= Data in this exercise =
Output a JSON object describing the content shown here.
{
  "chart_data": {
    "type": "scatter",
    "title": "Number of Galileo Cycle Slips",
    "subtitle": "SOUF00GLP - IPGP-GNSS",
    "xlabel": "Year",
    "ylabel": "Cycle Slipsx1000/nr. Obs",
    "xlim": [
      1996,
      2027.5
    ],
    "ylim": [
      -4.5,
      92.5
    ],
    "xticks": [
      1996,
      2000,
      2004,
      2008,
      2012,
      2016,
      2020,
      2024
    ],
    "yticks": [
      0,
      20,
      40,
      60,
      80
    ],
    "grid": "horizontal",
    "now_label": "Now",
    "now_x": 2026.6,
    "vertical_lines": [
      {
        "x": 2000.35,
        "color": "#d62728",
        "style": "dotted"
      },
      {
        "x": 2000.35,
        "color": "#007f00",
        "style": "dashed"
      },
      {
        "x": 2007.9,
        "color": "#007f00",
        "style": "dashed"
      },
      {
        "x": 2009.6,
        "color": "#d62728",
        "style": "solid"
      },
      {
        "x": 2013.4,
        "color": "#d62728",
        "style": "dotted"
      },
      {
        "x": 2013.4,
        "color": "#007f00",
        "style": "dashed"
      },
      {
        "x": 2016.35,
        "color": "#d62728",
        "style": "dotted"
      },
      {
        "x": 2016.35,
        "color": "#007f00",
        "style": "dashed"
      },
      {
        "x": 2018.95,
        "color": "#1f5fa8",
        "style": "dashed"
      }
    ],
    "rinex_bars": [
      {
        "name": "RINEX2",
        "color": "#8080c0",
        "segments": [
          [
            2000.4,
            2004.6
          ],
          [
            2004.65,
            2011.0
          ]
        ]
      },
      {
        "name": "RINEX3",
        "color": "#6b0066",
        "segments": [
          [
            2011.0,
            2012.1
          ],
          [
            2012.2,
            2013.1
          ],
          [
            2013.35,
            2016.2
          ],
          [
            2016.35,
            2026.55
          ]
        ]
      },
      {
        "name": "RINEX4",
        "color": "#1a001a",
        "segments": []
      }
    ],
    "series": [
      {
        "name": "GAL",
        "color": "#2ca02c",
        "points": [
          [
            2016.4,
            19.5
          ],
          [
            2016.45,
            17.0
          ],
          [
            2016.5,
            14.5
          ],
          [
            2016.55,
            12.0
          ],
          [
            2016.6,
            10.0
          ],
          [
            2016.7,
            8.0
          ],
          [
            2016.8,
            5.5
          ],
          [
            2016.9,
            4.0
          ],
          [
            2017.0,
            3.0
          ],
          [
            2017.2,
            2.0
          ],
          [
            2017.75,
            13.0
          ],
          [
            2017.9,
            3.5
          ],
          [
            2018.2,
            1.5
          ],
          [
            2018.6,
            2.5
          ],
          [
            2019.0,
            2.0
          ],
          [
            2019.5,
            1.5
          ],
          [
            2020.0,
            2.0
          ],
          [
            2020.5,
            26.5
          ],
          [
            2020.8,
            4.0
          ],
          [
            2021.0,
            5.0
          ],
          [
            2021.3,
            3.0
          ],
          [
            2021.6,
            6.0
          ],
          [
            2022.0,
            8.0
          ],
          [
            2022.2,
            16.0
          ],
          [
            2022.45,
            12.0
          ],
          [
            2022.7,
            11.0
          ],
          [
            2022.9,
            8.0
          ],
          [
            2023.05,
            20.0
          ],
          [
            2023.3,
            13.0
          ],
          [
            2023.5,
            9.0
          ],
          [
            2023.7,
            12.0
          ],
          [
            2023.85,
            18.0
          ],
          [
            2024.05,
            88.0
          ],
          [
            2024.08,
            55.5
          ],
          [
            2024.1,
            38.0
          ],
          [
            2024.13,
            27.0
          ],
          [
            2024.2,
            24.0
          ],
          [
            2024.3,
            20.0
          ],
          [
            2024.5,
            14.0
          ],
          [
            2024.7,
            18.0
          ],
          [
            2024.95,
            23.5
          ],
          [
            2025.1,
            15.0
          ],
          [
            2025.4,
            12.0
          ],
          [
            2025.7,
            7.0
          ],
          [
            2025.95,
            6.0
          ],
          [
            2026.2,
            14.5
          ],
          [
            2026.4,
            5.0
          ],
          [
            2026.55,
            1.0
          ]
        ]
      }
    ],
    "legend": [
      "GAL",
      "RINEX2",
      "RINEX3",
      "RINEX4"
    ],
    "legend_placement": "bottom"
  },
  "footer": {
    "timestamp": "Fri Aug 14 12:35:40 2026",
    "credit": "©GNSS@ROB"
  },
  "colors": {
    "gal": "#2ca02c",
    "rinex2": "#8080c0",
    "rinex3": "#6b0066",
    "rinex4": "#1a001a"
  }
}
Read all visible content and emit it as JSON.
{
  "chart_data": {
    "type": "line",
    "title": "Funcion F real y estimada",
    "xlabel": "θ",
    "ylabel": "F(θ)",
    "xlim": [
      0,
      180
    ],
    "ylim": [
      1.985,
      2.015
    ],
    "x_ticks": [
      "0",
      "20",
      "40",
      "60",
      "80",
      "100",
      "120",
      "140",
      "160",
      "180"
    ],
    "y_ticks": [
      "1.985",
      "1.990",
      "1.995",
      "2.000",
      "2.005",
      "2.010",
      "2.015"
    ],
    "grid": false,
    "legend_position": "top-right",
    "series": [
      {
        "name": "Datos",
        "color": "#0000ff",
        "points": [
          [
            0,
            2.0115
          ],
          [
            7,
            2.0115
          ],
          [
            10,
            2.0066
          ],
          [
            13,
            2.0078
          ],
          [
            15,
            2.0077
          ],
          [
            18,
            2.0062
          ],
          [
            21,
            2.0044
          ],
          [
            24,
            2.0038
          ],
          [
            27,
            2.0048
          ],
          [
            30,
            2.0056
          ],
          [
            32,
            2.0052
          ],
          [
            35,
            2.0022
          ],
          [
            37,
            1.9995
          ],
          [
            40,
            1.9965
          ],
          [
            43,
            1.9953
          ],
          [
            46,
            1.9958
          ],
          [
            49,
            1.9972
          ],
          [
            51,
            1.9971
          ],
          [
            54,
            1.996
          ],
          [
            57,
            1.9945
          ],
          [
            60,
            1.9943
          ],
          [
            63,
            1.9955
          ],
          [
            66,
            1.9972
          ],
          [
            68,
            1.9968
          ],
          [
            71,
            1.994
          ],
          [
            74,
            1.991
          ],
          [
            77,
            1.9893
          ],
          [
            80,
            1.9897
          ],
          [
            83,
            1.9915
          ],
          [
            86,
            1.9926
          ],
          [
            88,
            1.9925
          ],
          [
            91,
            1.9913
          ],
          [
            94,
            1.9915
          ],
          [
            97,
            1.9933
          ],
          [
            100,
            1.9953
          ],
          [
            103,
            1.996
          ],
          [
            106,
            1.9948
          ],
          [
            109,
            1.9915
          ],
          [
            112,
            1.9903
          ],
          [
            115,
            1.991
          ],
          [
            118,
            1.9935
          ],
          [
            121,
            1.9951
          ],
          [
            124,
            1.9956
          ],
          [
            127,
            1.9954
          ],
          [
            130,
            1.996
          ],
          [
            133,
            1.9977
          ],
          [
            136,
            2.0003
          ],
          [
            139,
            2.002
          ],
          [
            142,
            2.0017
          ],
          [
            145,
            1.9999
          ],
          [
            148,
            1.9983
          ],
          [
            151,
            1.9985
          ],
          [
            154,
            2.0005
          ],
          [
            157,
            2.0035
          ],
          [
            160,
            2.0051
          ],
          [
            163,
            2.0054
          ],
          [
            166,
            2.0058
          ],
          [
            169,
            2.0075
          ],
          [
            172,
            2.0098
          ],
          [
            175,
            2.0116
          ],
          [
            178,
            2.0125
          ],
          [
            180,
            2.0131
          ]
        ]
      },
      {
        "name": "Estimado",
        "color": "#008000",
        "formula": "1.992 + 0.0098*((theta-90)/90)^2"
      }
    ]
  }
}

= Given problem =
Extract the data exactly as given.

= Result of the task =
Output a JSON object describing the content shown here.
{
  "chart_data": {
    "type": "scatter",
    "title": "Number of Galileo Cycle Slips",
    "subtitle": "SOUF00GLP - IPGP-GNSS",
    "xlabel": "Year",
    "ylabel": "Cycle Slipsx1000/nr. Obs",
    "xlim": [
      1996,
      2027.5
    ],
    "ylim": [
      -4.5,
      92.5
    ],
    "xticks": [
      1996,
      2000,
      2004,
      2008,
      2012,
      2016,
      2020,
      2024
    ],
    "yticks": [
      0,
      20,
      40,
      60,
      80
    ],
    "grid": "horizontal",
    "now_label": "Now",
    "now_x": 2026.6,
    "vertical_lines": [
      {
        "x": 2000.35,
        "color": "#d62728",
        "style": "dotted"
      },
      {
        "x": 2000.35,
        "color": "#007f00",
        "style": "dashed"
      },
      {
        "x": 2007.9,
        "color": "#007f00",
        "style": "dashed"
      },
      {
        "x": 2009.6,
        "color": "#d62728",
        "style": "solid"
      },
      {
        "x": 2013.4,
        "color": "#d62728",
        "style": "dotted"
      },
      {
        "x": 2013.4,
        "color": "#007f00",
        "style": "dashed"
      },
      {
        "x": 2016.35,
        "color": "#d62728",
        "style": "dotted"
      },
      {
        "x": 2016.35,
        "color": "#007f00",
        "style": "dashed"
      },
      {
        "x": 2018.95,
        "color": "#1f5fa8",
        "style": "dashed"
      }
    ],
    "rinex_bars": [
      {
        "name": "RINEX2",
        "color": "#8080c0",
        "segments": [
          [
            2000.4,
            2004.6
          ],
          [
            2004.65,
            2011.0
          ]
        ]
      },
      {
        "name": "RINEX3",
        "color": "#6b0066",
        "segments": [
          [
            2011.0,
            2012.1
          ],
          [
            2012.2,
            2013.1
          ],
          [
            2013.35,
            2016.2
          ],
          [
            2016.35,
            2026.55
          ]
        ]
      },
      {
        "name": "RINEX4",
        "color": "#1a001a",
        "segments": []
      }
    ],
    "series": [
      {
        "name": "GAL",
        "color": "#2ca02c",
        "points": [
          [
            2016.4,
            19.5
          ],
          [
            2016.45,
            17.0
          ],
          [
            2016.5,
            14.5
          ],
          [
            2016.55,
            12.0
          ],
          [
            2016.6,
            10.0
          ],
          [
            2016.7,
            8.0
          ],
          [
            2016.8,
            5.5
          ],
          [
            2016.9,
            4.0
          ],
          [
            2017.0,
            3.0
          ],
          [
            2017.2,
            2.0
          ],
          [
            2017.75,
            13.0
          ],
          [
            2017.9,
            3.5
          ],
          [
            2018.2,
            1.5
          ],
          [
            2018.6,
            2.5
          ],
          [
            2019.0,
            2.0
          ],
          [
            2019.5,
            1.5
          ],
          [
            2020.0,
            2.0
          ],
          [
            2020.5,
            26.5
          ],
          [
            2020.8,
            4.0
          ],
          [
            2021.0,
            5.0
          ],
          [
            2021.3,
            3.0
          ],
          [
            2021.6,
            6.0
          ],
          [
            2022.0,
            8.0
          ],
          [
            2022.2,
            16.0
          ],
          [
            2022.45,
            12.0
          ],
          [
            2022.7,
            11.0
          ],
          [
            2022.9,
            8.0
          ],
          [
            2023.05,
            20.0
          ],
          [
            2023.3,
            13.0
          ],
          [
            2023.5,
            9.0
          ],
          [
            2023.7,
            12.0
          ],
          [
            2023.85,
            18.0
          ],
          [
            2024.05,
            88.0
          ],
          [
            2024.08,
            55.5
          ],
          [
            2024.1,
            38.0
          ],
          [
            2024.13,
            27.0
          ],
          [
            2024.2,
            24.0
          ],
          [
            2024.3,
            20.0
          ],
          [
            2024.5,
            14.0
          ],
          [
            2024.7,
            18.0
          ],
          [
            2024.95,
            23.5
          ],
          [
            2025.1,
            15.0
          ],
          [
            2025.4,
            12.0
          ],
          [
            2025.7,
            7.0
          ],
          [
            2025.95,
            6.0
          ],
          [
            2026.2,
            14.5
          ],
          [
            2026.4,
            5.0
          ],
          [
            2026.55,
            1.0
          ]
        ]
      }
    ],
    "legend": [
      "GAL",
      "RINEX2",
      "RINEX3",
      "RINEX4"
    ],
    "legend_placement": "bottom"
  },
  "footer": {
    "timestamp": "Fri Aug 14 12:35:40 2026",
    "credit": "©GNSS@ROB"
  },
  "colors": {
    "gal": "#2ca02c",
    "rinex2": "#8080c0",
    "rinex3": "#6b0066",
    "rinex4": "#1a001a"
  }
}
Read all visible content and emit it as JSON.
{
  "chart_data": {
    "type": "line",
    "title": "Funcion F real y estimada",
    "xlabel": "θ",
    "ylabel": "F(θ)",
    "xlim": [
      0,
      180
    ],
    "ylim": [
      1.985,
      2.015
    ],
    "x_ticks": [
      "0",
      "20",
      "40",
      "60",
      "80",
      "100",
      "120",
      "140",
      "160",
      "180"
    ],
    "y_ticks": [
      "1.985",
      "1.990",
      "1.995",
      "2.000",
      "2.005",
      "2.010",
      "2.015"
    ],
    "grid": false,
    "legend_position": "top-right",
    "series": [
      {
        "name": "Datos",
        "color": "#0000ff",
        "points": [
          [
            0,
            2.0115
          ],
          [
            7,
            2.0115
          ],
          [
            10,
            2.0066
          ],
          [
            13,
            2.0078
          ],
          [
            15,
            2.0077
          ],
          [
            18,
            2.0062
          ],
          [
            21,
            2.0044
          ],
          [
            24,
            2.0038
          ],
          [
            27,
            2.0048
          ],
          [
            30,
            2.0056
          ],
          [
            32,
            2.0052
          ],
          [
            35,
            2.0022
          ],
          [
            37,
            1.9995
          ],
          [
            40,
            1.9965
          ],
          [
            43,
            1.9953
          ],
          [
            46,
            1.9958
          ],
          [
            49,
            1.9972
          ],
          [
            51,
            1.9971
          ],
          [
            54,
            1.996
          ],
          [
            57,
            1.9945
          ],
          [
            60,
            1.9943
          ],
          [
            63,
            1.9955
          ],
          [
            66,
            1.9972
          ],
          [
            68,
            1.9968
          ],
          [
            71,
            1.994
          ],
          [
            74,
            1.991
          ],
          [
            77,
            1.9893
          ],
          [
            80,
            1.9897
          ],
          [
            83,
            1.9915
          ],
          [
            86,
            1.9926
          ],
          [
            88,
            1.9925
          ],
          [
            91,
            1.9913
          ],
          [
            94,
            1.9915
          ],
          [
            97,
            1.9933
          ],
          [
            100,
            1.9953
          ],
          [
            103,
            1.996
          ],
          [
            106,
            1.9948
          ],
          [
            109,
            1.9915
          ],
          [
            112,
            1.9903
          ],
          [
            115,
            1.991
          ],
          [
            118,
            1.9935
          ],
          [
            121,
            1.9951
          ],
          [
            124,
            1.9956
          ],
          [
            127,
            1.9954
          ],
          [
            130,
            1.996
          ],
          [
            133,
            1.9977
          ],
          [
            136,
            2.0003
          ],
          [
            139,
            2.002
          ],
          [
            142,
            2.0017
          ],
          [
            145,
            1.9999
          ],
          [
            148,
            1.9983
          ],
          [
            151,
            1.9985
          ],
          [
            154,
            2.0005
          ],
          [
            157,
            2.0035
          ],
          [
            160,
            2.0051
          ],
          [
            163,
            2.0054
          ],
          [
            166,
            2.0058
          ],
          [
            169,
            2.0075
          ],
          [
            172,
            2.0098
          ],
          [
            175,
            2.0116
          ],
          [
            178,
            2.0125
          ],
          [
            180,
            2.0131
          ]
        ]
      },
      {
        "name": "Estimado",
        "color": "#008000",
        "formula": "1.992 + 0.0098*((theta-90)/90)^2"
      }
    ]
  }
}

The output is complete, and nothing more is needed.